Return the exact text of the Balrampur village passage, starting with "Population (2011)" and going on through "of the total.".

* Given passage *
┄┄┄┄┄┄

- Balrampur Location in Uttar Pradesh, India
- Coordinates: 27°25′08″N 78°54′23″E﻿ / ﻿27.41901°N 78.9064°E
- Country: India
- State: Uttar Pradesh
- District: Mainpuri
- Tehsil: Mainpuri

Area
- • Total: 1.123 km^{2} (0.434 sq mi)

Population (2011)
- • Total: 964
- • Density: 858/km^{2} (2,220/sq mi)
- Time zone: UTC+5:30 (IST)

= Balrampur, Mainpuri =

Village in Uttar Pradesh, India

Balrampur is a village in Kuraoli block of Mainpuri district, Uttar Pradesh. As of 2011, it has a population of 964, in 185 households.

== Demographics ==
As of 2011, Balrampur had a population of 964, in 185 households. This population was 52.7% male (508) and 47.3% female (456). The 0-6 age group numbered 159 (89 male and 70 female), or 16.5% of the total population. 31 residents were members of Scheduled Castes, or 3.2% of the total.

The 1981 census recorded Balrampur as having a population of 797 people, in 144 households.

The 1961 census recorded Balrampur as comprising 1 hamlet, with a total population of 527 people (263 male and 264 female), in 106 households and 81 physical houses. The area of the village was given as 306 acres.

== Infrastructure ==
As of 2011, Balrampur had 1 primary school; it did not have any healthcare facilities. Drinking water was provided by hand pump; there were no public toilets. The village did not have a post office or public library; there was at least some access to electricity for all purposes. Streets were made of both kachcha and pakka materials.

┄┄┄┄┄┄

* Supplied material *
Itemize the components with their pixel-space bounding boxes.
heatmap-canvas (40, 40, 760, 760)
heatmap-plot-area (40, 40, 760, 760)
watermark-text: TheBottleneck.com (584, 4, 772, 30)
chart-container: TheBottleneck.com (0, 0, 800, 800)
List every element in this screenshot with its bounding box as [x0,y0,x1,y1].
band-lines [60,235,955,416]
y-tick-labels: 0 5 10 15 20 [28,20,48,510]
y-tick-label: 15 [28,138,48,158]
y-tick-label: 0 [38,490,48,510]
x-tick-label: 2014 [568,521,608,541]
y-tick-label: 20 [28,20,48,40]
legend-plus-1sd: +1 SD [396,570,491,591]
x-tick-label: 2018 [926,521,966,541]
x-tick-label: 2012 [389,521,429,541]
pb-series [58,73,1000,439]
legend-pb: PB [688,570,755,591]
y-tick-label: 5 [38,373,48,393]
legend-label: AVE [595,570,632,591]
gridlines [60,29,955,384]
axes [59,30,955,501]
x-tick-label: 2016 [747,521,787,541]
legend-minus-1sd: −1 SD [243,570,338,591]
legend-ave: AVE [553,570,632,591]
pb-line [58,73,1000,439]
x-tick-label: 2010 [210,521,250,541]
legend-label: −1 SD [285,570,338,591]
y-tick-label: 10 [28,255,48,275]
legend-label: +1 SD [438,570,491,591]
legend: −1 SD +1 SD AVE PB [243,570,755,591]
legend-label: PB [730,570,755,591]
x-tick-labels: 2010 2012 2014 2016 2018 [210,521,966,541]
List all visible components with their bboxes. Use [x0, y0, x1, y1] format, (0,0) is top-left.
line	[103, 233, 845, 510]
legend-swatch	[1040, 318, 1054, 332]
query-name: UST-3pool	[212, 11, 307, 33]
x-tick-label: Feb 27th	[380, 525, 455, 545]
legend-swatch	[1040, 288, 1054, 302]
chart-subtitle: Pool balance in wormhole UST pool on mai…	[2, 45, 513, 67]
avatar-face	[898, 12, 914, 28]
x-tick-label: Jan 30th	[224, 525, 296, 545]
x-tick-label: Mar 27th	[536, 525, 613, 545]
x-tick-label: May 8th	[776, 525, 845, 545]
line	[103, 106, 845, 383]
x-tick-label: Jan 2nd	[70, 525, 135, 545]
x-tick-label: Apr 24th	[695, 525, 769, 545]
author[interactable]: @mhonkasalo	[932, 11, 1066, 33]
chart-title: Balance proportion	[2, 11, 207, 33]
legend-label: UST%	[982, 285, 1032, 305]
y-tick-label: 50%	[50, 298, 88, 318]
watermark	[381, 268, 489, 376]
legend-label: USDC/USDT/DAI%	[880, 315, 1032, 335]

┄┄┄┄┄┄

* Exercise output *
Population (2011)
- • Total: 964
- • Density: 858/km^{2} (2,220/sq mi)
- Time zone: UTC+5:30 (IST)

= Balrampur, Mainpuri =

Village in Uttar Pradesh, India

Balrampur is a village in Kuraoli block of Mainpuri district, Uttar Pradesh. As of 2011, it has a population of 964, in 185 households.

== Demographics ==
As of 2011, Balrampur had a population of 964, in 185 households. This population was 52.7% male (508) and 47.3% female (456). The 0-6 age group numbered 159 (89 male and 70 female), or 16.5% of the total population. 31 residents were members of Scheduled Castes, or 3.2% of the total.